#### Data for the task:

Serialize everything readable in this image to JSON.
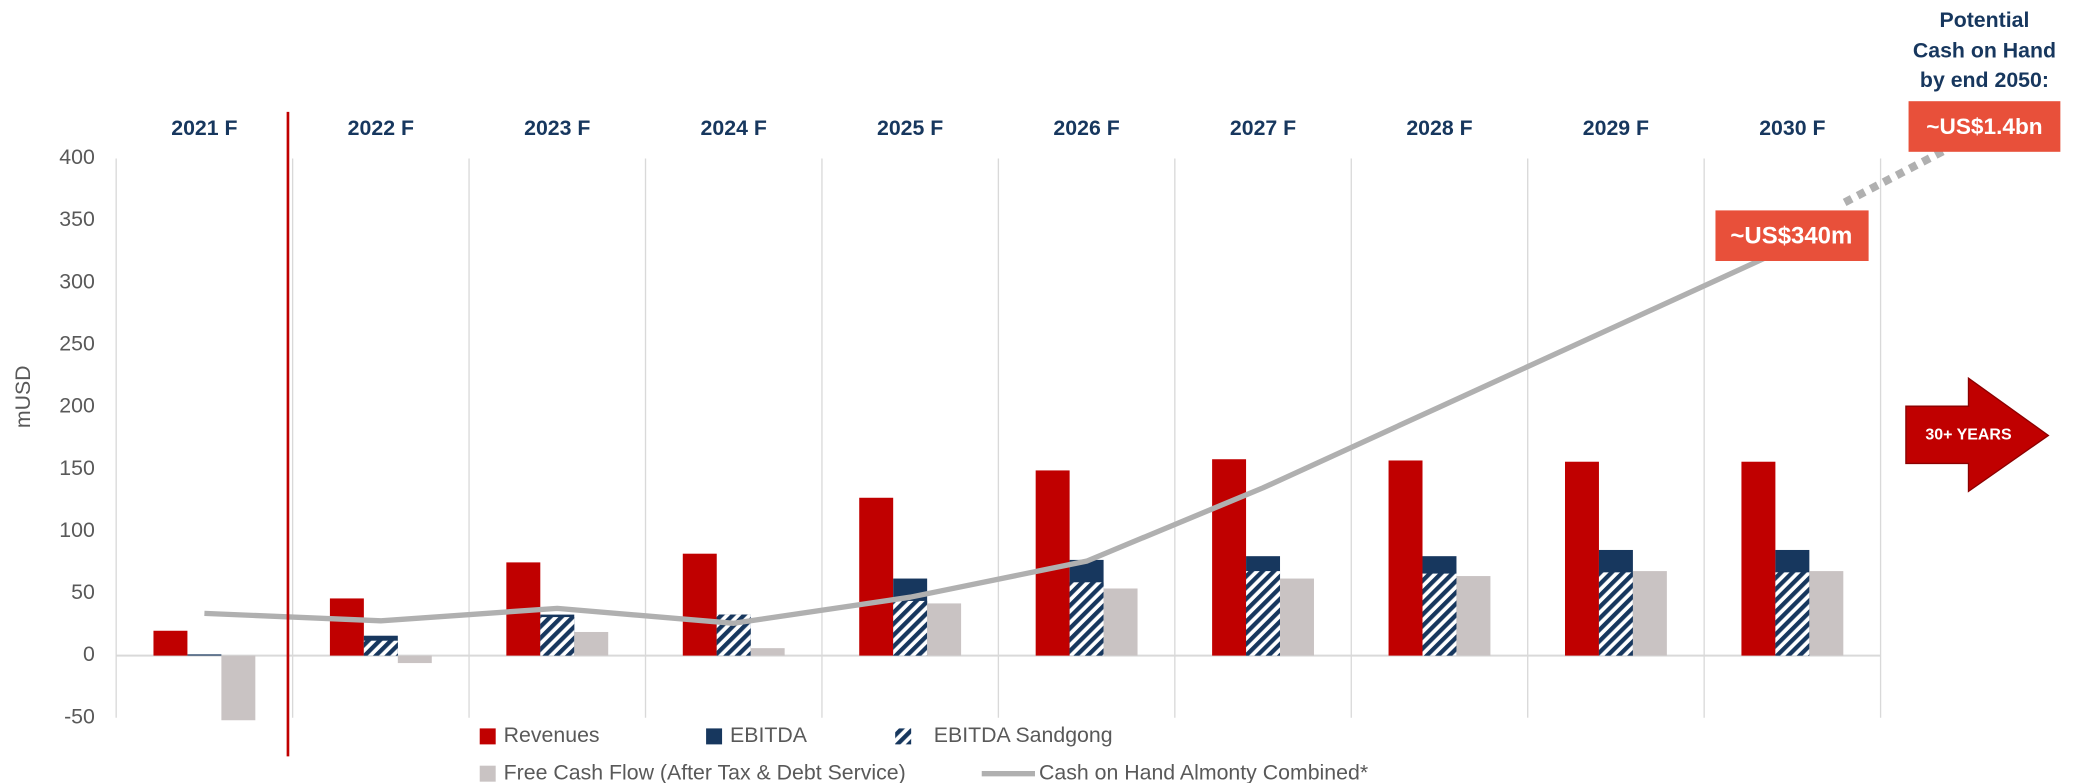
{
  "chart_data": {
    "type": "bar",
    "y_label": "mUSD",
    "categories": [
      "2021 F",
      "2022 F",
      "2023 F",
      "2024 F",
      "2025 F",
      "2026 F",
      "2027 F",
      "2028 F",
      "2029 F",
      "2030 F"
    ],
    "series": [
      {
        "name": "Revenues",
        "color": "#c00000",
        "values": [
          20,
          46,
          75,
          82,
          127,
          149,
          158,
          157,
          156,
          156
        ]
      },
      {
        "name": "EBITDA",
        "color": "#17375e",
        "values": [
          1,
          16,
          33,
          33,
          62,
          77,
          80,
          80,
          85,
          85
        ]
      },
      {
        "name": "EBITDA Sandgong",
        "color": "#17375e",
        "hatch": true,
        "values": [
          0,
          12,
          31,
          33,
          44,
          59,
          68,
          66,
          67,
          67
        ]
      },
      {
        "name": "Free Cash Flow (After Tax & Debt Service)",
        "color": "#c9c3c3",
        "values": [
          -52,
          -6,
          19,
          6,
          42,
          54,
          62,
          64,
          68,
          68
        ]
      },
      {
        "name": "Cash on Hand Almonty Combined*",
        "type": "line",
        "color": "#b0b0b0",
        "values": [
          34,
          28,
          38,
          26,
          47,
          76,
          135,
          200,
          265,
          330
        ]
      }
    ],
    "ylim": [
      -50,
      400
    ],
    "yticks": [
      -50,
      0,
      50,
      100,
      150,
      200,
      250,
      300,
      350,
      400
    ],
    "annotations": {
      "cash_2030": "~US$340m",
      "cash_2050_heading": [
        "Potential",
        "Cash on Hand",
        "by end 2050:"
      ],
      "cash_2050": "~US$1.4bn",
      "arrow": "30+ YEARS"
    }
  }
}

#### What you have to do:
Pictures in the records should not appear in your copy, but everything else must be transcribed exactly.

#### Correct answer:
Serialize everything readable in this image to JSON.
{
  "chart_data": {
    "type": "bar",
    "y_label": "mUSD",
    "categories": [
      "2021 F",
      "2022 F",
      "2023 F",
      "2024 F",
      "2025 F",
      "2026 F",
      "2027 F",
      "2028 F",
      "2029 F",
      "2030 F"
    ],
    "series": [
      {
        "name": "Revenues",
        "color": "#c00000",
        "values": [
          20,
          46,
          75,
          82,
          127,
          149,
          158,
          157,
          156,
          156
        ]
      },
      {
        "name": "EBITDA",
        "color": "#17375e",
        "values": [
          1,
          16,
          33,
          33,
          62,
          77,
          80,
          80,
          85,
          85
        ]
      },
      {
        "name": "EBITDA Sandgong",
        "color": "#17375e",
        "hatch": true,
        "values": [
          0,
          12,
          31,
          33,
          44,
          59,
          68,
          66,
          67,
          67
        ]
      },
      {
        "name": "Free Cash Flow (After Tax & Debt Service)",
        "color": "#c9c3c3",
        "values": [
          -52,
          -6,
          19,
          6,
          42,
          54,
          62,
          64,
          68,
          68
        ]
      },
      {
        "name": "Cash on Hand Almonty Combined*",
        "type": "line",
        "color": "#b0b0b0",
        "values": [
          34,
          28,
          38,
          26,
          47,
          76,
          135,
          200,
          265,
          330
        ]
      }
    ],
    "ylim": [
      -50,
      400
    ],
    "yticks": [
      -50,
      0,
      50,
      100,
      150,
      200,
      250,
      300,
      350,
      400
    ],
    "annotations": {
      "cash_2030": "~US$340m",
      "cash_2050_heading": [
        "Potential",
        "Cash on Hand",
        "by end 2050:"
      ],
      "cash_2050": "~US$1.4bn",
      "arrow": "30+ YEARS"
    }
  }
}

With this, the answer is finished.